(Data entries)

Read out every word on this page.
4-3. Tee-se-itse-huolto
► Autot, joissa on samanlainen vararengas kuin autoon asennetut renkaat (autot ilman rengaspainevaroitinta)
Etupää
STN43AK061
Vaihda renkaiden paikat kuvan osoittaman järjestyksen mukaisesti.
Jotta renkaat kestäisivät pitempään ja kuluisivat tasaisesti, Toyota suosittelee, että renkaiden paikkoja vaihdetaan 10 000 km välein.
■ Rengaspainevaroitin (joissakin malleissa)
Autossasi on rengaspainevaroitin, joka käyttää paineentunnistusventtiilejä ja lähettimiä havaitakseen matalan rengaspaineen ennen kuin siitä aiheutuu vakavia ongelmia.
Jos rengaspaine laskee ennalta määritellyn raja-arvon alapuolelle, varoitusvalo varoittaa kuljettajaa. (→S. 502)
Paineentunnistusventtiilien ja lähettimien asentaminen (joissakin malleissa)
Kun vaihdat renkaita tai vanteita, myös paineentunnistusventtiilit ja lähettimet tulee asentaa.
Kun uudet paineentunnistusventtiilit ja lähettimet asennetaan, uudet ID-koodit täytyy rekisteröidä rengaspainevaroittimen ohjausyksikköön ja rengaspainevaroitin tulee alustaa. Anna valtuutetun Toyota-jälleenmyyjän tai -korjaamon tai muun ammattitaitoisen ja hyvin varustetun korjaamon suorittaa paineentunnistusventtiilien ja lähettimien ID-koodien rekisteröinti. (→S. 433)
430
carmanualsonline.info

* PROBLEM REQUIREMENTS
Reproduce each entry exactly, leaving out nothing.

* RESULT
Read out every word on this page.
4-3. Tee-se-itse-huolto
► Autot, joissa on samanlainen vararengas kuin autoon asennetut renkaat (autot ilman rengaspainevaroitinta)
Etupää
STN43AK061
Vaihda renkaiden paikat kuvan osoittaman järjestyksen mukaisesti.
Jotta renkaat kestäisivät pitempään ja kuluisivat tasaisesti, Toyota suosittelee, että renkaiden paikkoja vaihdetaan 10 000 km välein.
■ Rengaspainevaroitin (joissakin malleissa)
Autossasi on rengaspainevaroitin, joka käyttää paineentunnistusventtiilejä ja lähettimiä havaitakseen matalan rengaspaineen ennen kuin siitä aiheutuu vakavia ongelmia.
Jos rengaspaine laskee ennalta määritellyn raja-arvon alapuolelle, varoitusvalo varoittaa kuljettajaa. (→S. 502)
Paineentunnistusventtiilien ja lähettimien asentaminen (joissakin malleissa)
Kun vaihdat renkaita tai vanteita, myös paineentunnistusventtiilit ja lähettimet tulee asentaa.
Kun uudet paineentunnistusventtiilit ja lähettimet asennetaan, uudet ID-koodit täytyy rekisteröidä rengaspainevaroittimen ohjausyksikköön ja rengaspainevaroitin tulee alustaa. Anna valtuutetun Toyota-jälleenmyyjän tai -korjaamon tai muun ammattitaitoisen ja hyvin varustetun korjaamon suorittaa paineentunnistusventtiilien ja lähettimien ID-koodien rekisteröinti. (→S. 433)
430
carmanualsonline.info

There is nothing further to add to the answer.